Quote every entry word for word.

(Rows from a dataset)
########

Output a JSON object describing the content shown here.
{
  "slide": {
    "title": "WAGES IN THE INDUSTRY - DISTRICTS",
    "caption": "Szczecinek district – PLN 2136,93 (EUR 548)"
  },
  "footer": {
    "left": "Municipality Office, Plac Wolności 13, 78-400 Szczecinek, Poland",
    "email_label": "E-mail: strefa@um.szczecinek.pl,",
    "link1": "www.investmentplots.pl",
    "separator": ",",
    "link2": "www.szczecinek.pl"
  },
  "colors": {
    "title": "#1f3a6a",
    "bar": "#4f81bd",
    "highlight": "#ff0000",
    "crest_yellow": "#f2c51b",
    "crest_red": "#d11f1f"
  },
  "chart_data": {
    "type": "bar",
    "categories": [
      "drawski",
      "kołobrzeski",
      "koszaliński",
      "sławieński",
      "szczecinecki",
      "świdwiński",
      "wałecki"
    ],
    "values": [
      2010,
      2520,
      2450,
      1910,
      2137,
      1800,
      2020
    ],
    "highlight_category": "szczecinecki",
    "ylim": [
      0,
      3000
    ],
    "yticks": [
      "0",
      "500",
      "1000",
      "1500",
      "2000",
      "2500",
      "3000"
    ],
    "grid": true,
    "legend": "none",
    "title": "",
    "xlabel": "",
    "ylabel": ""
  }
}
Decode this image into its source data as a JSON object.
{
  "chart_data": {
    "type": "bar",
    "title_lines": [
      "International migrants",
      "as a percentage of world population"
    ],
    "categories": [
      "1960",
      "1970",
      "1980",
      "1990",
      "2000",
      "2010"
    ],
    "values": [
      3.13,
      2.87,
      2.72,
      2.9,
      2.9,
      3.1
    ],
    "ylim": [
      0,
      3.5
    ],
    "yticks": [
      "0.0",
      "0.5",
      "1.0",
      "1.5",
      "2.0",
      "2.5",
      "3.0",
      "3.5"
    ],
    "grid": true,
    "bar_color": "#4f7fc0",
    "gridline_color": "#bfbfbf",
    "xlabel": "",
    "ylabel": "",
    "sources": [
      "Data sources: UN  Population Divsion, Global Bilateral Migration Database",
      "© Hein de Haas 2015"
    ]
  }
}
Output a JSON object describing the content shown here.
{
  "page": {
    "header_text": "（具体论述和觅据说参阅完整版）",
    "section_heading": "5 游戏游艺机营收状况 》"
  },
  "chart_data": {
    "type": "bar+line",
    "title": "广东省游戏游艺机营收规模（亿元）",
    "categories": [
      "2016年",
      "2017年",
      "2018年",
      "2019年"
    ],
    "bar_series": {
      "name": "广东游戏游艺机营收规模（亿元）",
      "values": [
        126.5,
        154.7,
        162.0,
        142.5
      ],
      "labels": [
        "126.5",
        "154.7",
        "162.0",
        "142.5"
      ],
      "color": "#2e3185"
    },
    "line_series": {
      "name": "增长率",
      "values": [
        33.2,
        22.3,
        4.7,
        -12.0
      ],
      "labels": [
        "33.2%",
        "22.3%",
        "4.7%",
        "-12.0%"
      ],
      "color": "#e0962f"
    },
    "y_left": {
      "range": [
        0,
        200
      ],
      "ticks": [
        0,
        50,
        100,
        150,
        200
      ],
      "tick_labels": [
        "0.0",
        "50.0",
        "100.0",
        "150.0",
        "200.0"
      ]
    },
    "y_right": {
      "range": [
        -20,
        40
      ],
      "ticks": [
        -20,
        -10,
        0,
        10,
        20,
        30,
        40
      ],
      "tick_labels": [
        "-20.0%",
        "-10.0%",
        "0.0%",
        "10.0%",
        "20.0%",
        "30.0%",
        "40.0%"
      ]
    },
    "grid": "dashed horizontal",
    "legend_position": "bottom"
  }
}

########

**Task solution**
Output a JSON object describing the content shown here.
{
  "slide": {
    "title": "WAGES IN THE INDUSTRY - DISTRICTS",
    "caption": "Szczecinek district – PLN 2136,93 (EUR 548)"
  },
  "footer": {
    "left": "Municipality Office, Plac Wolności 13, 78-400 Szczecinek, Poland",
    "email_label": "E-mail: strefa@um.szczecinek.pl,",
    "link1": "www.investmentplots.pl",
    "separator": ",",
    "link2": "www.szczecinek.pl"
  },
  "colors": {
    "title": "#1f3a6a",
    "bar": "#4f81bd",
    "highlight": "#ff0000",
    "crest_yellow": "#f2c51b",
    "crest_red": "#d11f1f"
  },
  "chart_data": {
    "type": "bar",
    "categories": [
      "drawski",
      "kołobrzeski",
      "koszaliński",
      "sławieński",
      "szczecinecki",
      "świdwiński",
      "wałecki"
    ],
    "values": [
      2010,
      2520,
      2450,
      1910,
      2137,
      1800,
      2020
    ],
    "highlight_category": "szczecinecki",
    "ylim": [
      0,
      3000
    ],
    "yticks": [
      "0",
      "500",
      "1000",
      "1500",
      "2000",
      "2500",
      "3000"
    ],
    "grid": true,
    "legend": "none",
    "title": "",
    "xlabel": "",
    "ylabel": ""
  }
}
Decode this image into its source data as a JSON object.
{
  "chart_data": {
    "type": "bar",
    "title_lines": [
      "International migrants",
      "as a percentage of world population"
    ],
    "categories": [
      "1960",
      "1970",
      "1980",
      "1990",
      "2000",
      "2010"
    ],
    "values": [
      3.13,
      2.87,
      2.72,
      2.9,
      2.9,
      3.1
    ],
    "ylim": [
      0,
      3.5
    ],
    "yticks": [
      "0.0",
      "0.5",
      "1.0",
      "1.5",
      "2.0",
      "2.5",
      "3.0",
      "3.5"
    ],
    "grid": true,
    "bar_color": "#4f7fc0",
    "gridline_color": "#bfbfbf",
    "xlabel": "",
    "ylabel": "",
    "sources": [
      "Data sources: UN  Population Divsion, Global Bilateral Migration Database",
      "© Hein de Haas 2015"
    ]
  }
}
Output a JSON object describing the content shown here.
{
  "page": {
    "header_text": "（具体论述和觅据说参阅完整版）",
    "section_heading": "5 游戏游艺机营收状况 》"
  },
  "chart_data": {
    "type": "bar+line",
    "title": "广东省游戏游艺机营收规模（亿元）",
    "categories": [
      "2016年",
      "2017年",
      "2018年",
      "2019年"
    ],
    "bar_series": {
      "name": "广东游戏游艺机营收规模（亿元）",
      "values": [
        126.5,
        154.7,
        162.0,
        142.5
      ],
      "labels": [
        "126.5",
        "154.7",
        "162.0",
        "142.5"
      ],
      "color": "#2e3185"
    },
    "line_series": {
      "name": "增长率",
      "values": [
        33.2,
        22.3,
        4.7,
        -12.0
      ],
      "labels": [
        "33.2%",
        "22.3%",
        "4.7%",
        "-12.0%"
      ],
      "color": "#e0962f"
    },
    "y_left": {
      "range": [
        0,
        200
      ],
      "ticks": [
        0,
        50,
        100,
        150,
        200
      ],
      "tick_labels": [
        "0.0",
        "50.0",
        "100.0",
        "150.0",
        "200.0"
      ]
    },
    "y_right": {
      "range": [
        -20,
        40
      ],
      "ticks": [
        -20,
        -10,
        0,
        10,
        20,
        30,
        40
      ],
      "tick_labels": [
        "-20.0%",
        "-10.0%",
        "0.0%",
        "10.0%",
        "20.0%",
        "30.0%",
        "40.0%"
      ]
    },
    "grid": "dashed horizontal",
    "legend_position": "bottom"
  }
}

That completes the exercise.